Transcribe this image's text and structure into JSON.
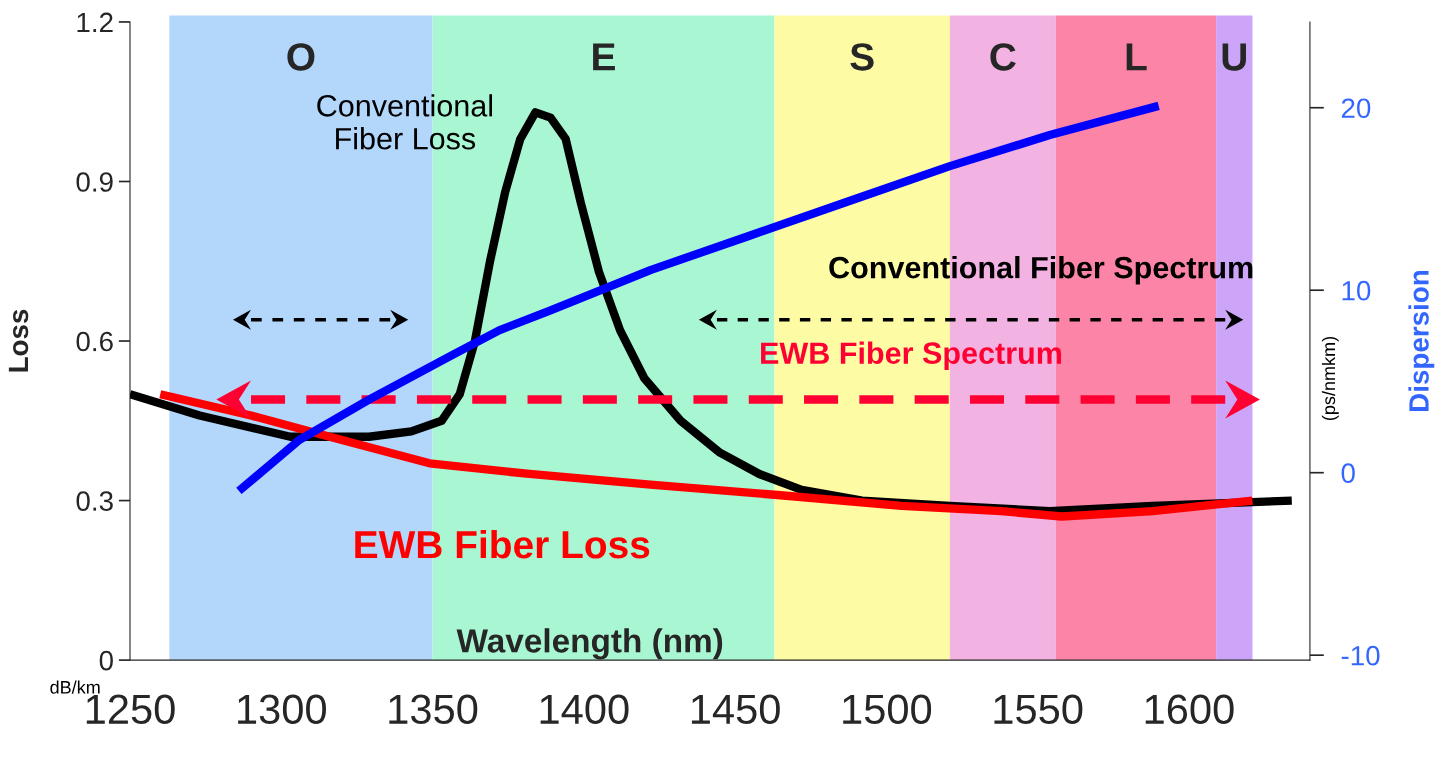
{
  "chart_data": {
    "type": "line",
    "xlabel": "Wavelength (nm)",
    "ylabel": "Loss",
    "y2label": "Dispersion",
    "xlim": [
      1250,
      1640
    ],
    "xticks": [
      1250,
      1300,
      1350,
      1400,
      1450,
      1500,
      1550,
      1600
    ],
    "ylim": [
      0,
      1.2
    ],
    "yticks": [
      {
        "value": 0,
        "label": "0"
      },
      0.3,
      0.6,
      0.9,
      1.2
    ],
    "y2lim": [
      -10.27,
      24.7
    ],
    "y2ticks": [
      -10,
      0,
      10,
      20
    ],
    "grid": false,
    "series": [
      {
        "color": "#000000",
        "marker": "none",
        "line_style": "solid",
        "x": [
          1250,
          1273,
          1303,
          1329,
          1343,
          1353,
          1359,
          1364,
          1369,
          1374,
          1379,
          1384,
          1389,
          1394,
          1399,
          1405,
          1412,
          1420,
          1432,
          1445,
          1458,
          1472,
          1492,
          1521,
          1554,
          1588,
          1634
        ],
        "values": [
          0.5,
          0.46,
          0.42,
          0.42,
          0.43,
          0.45,
          0.5,
          0.6,
          0.75,
          0.88,
          0.98,
          1.03,
          1.02,
          0.98,
          0.86,
          0.73,
          0.62,
          0.53,
          0.45,
          0.39,
          0.35,
          0.32,
          0.3,
          0.29,
          0.28,
          0.29,
          0.3
        ]
      },
      {
        "color": "#ff0000",
        "marker": "none",
        "line_style": "solid",
        "x": [
          1260,
          1290,
          1316,
          1349,
          1382,
          1422,
          1465,
          1505,
          1538,
          1558,
          1588,
          1621
        ],
        "values": [
          0.5,
          0.46,
          0.42,
          0.37,
          0.35,
          0.33,
          0.31,
          0.29,
          0.28,
          0.27,
          0.28,
          0.3
        ]
      },
      {
        "color": "#0000ff",
        "axis": "y2",
        "marker": "none",
        "line_style": "solid",
        "x": [
          1286,
          1306,
          1329,
          1356,
          1372,
          1389,
          1422,
          1455,
          1488,
          1521,
          1554,
          1590
        ],
        "values": [
          -1.0,
          1.8,
          4.0,
          6.4,
          7.8,
          8.9,
          11.1,
          13.0,
          14.9,
          16.8,
          18.5,
          20.1
        ]
      },
      {
        "color": "#000000",
        "marker": "none",
        "line_style": "dashed",
        "x": [
          1290,
          1336
        ],
        "values": [
          0.64,
          0.64
        ]
      },
      {
        "color": "#000000",
        "marker": "none",
        "line_style": "dashed",
        "x": [
          1444,
          1612
        ],
        "values": [
          0.64,
          0.64
        ]
      },
      {
        "color": "#ff0033",
        "marker": "none",
        "line_style": "dashed",
        "x": [
          1290,
          1612
        ],
        "values": [
          0.49,
          0.49
        ]
      }
    ],
    "bands": [
      {
        "axis": "x",
        "from": 1263,
        "to": 1350,
        "label": "O",
        "color": "#b3d6fb"
      },
      {
        "axis": "x",
        "from": 1350,
        "to": 1463,
        "label": "E",
        "color": "#a8f7d2"
      },
      {
        "axis": "x",
        "from": 1463,
        "to": 1521,
        "label": "S",
        "color": "#fdfba3"
      },
      {
        "axis": "x",
        "from": 1521,
        "to": 1556,
        "label": "C",
        "color": "#f3b3e2"
      },
      {
        "axis": "x",
        "from": 1556,
        "to": 1609,
        "label": "L",
        "color": "#fc84a6"
      },
      {
        "axis": "x",
        "from": 1609,
        "to": 1621,
        "label": "U",
        "color": "#cca4f8"
      }
    ],
    "annotations": [
      "Conventional\nFiber Loss",
      "EWB Fiber Loss",
      "Conventional Fiber Spectrum",
      "EWB Fiber Spectrum",
      "dB/km",
      "(ps/nmkm)"
    ]
  }
}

——————————

▶ [Problem] Set down every entry word for word, but omit the pictures.

▶ [Solution for this task]
Transcribe this image's text and structure into JSON.
{
  "chart_data": {
    "type": "line",
    "xlabel": "Wavelength (nm)",
    "ylabel": "Loss",
    "y2label": "Dispersion",
    "xlim": [
      1250,
      1640
    ],
    "xticks": [
      1250,
      1300,
      1350,
      1400,
      1450,
      1500,
      1550,
      1600
    ],
    "ylim": [
      0,
      1.2
    ],
    "yticks": [
      {
        "value": 0,
        "label": "0"
      },
      0.3,
      0.6,
      0.9,
      1.2
    ],
    "y2lim": [
      -10.27,
      24.7
    ],
    "y2ticks": [
      -10,
      0,
      10,
      20
    ],
    "grid": false,
    "series": [
      {
        "color": "#000000",
        "marker": "none",
        "line_style": "solid",
        "x": [
          1250,
          1273,
          1303,
          1329,
          1343,
          1353,
          1359,
          1364,
          1369,
          1374,
          1379,
          1384,
          1389,
          1394,
          1399,
          1405,
          1412,
          1420,
          1432,
          1445,
          1458,
          1472,
          1492,
          1521,
          1554,
          1588,
          1634
        ],
        "values": [
          0.5,
          0.46,
          0.42,
          0.42,
          0.43,
          0.45,
          0.5,
          0.6,
          0.75,
          0.88,
          0.98,
          1.03,
          1.02,
          0.98,
          0.86,
          0.73,
          0.62,
          0.53,
          0.45,
          0.39,
          0.35,
          0.32,
          0.3,
          0.29,
          0.28,
          0.29,
          0.3
        ]
      },
      {
        "color": "#ff0000",
        "marker": "none",
        "line_style": "solid",
        "x": [
          1260,
          1290,
          1316,
          1349,
          1382,
          1422,
          1465,
          1505,
          1538,
          1558,
          1588,
          1621
        ],
        "values": [
          0.5,
          0.46,
          0.42,
          0.37,
          0.35,
          0.33,
          0.31,
          0.29,
          0.28,
          0.27,
          0.28,
          0.3
        ]
      },
      {
        "color": "#0000ff",
        "axis": "y2",
        "marker": "none",
        "line_style": "solid",
        "x": [
          1286,
          1306,
          1329,
          1356,
          1372,
          1389,
          1422,
          1455,
          1488,
          1521,
          1554,
          1590
        ],
        "values": [
          -1.0,
          1.8,
          4.0,
          6.4,
          7.8,
          8.9,
          11.1,
          13.0,
          14.9,
          16.8,
          18.5,
          20.1
        ]
      },
      {
        "color": "#000000",
        "marker": "none",
        "line_style": "dashed",
        "x": [
          1290,
          1336
        ],
        "values": [
          0.64,
          0.64
        ]
      },
      {
        "color": "#000000",
        "marker": "none",
        "line_style": "dashed",
        "x": [
          1444,
          1612
        ],
        "values": [
          0.64,
          0.64
        ]
      },
      {
        "color": "#ff0033",
        "marker": "none",
        "line_style": "dashed",
        "x": [
          1290,
          1612
        ],
        "values": [
          0.49,
          0.49
        ]
      }
    ],
    "bands": [
      {
        "axis": "x",
        "from": 1263,
        "to": 1350,
        "label": "O",
        "color": "#b3d6fb"
      },
      {
        "axis": "x",
        "from": 1350,
        "to": 1463,
        "label": "E",
        "color": "#a8f7d2"
      },
      {
        "axis": "x",
        "from": 1463,
        "to": 1521,
        "label": "S",
        "color": "#fdfba3"
      },
      {
        "axis": "x",
        "from": 1521,
        "to": 1556,
        "label": "C",
        "color": "#f3b3e2"
      },
      {
        "axis": "x",
        "from": 1556,
        "to": 1609,
        "label": "L",
        "color": "#fc84a6"
      },
      {
        "axis": "x",
        "from": 1609,
        "to": 1621,
        "label": "U",
        "color": "#cca4f8"
      }
    ],
    "annotations": [
      "Conventional\nFiber Loss",
      "EWB Fiber Loss",
      "Conventional Fiber Spectrum",
      "EWB Fiber Spectrum",
      "dB/km",
      "(ps/nmkm)"
    ]
  }
}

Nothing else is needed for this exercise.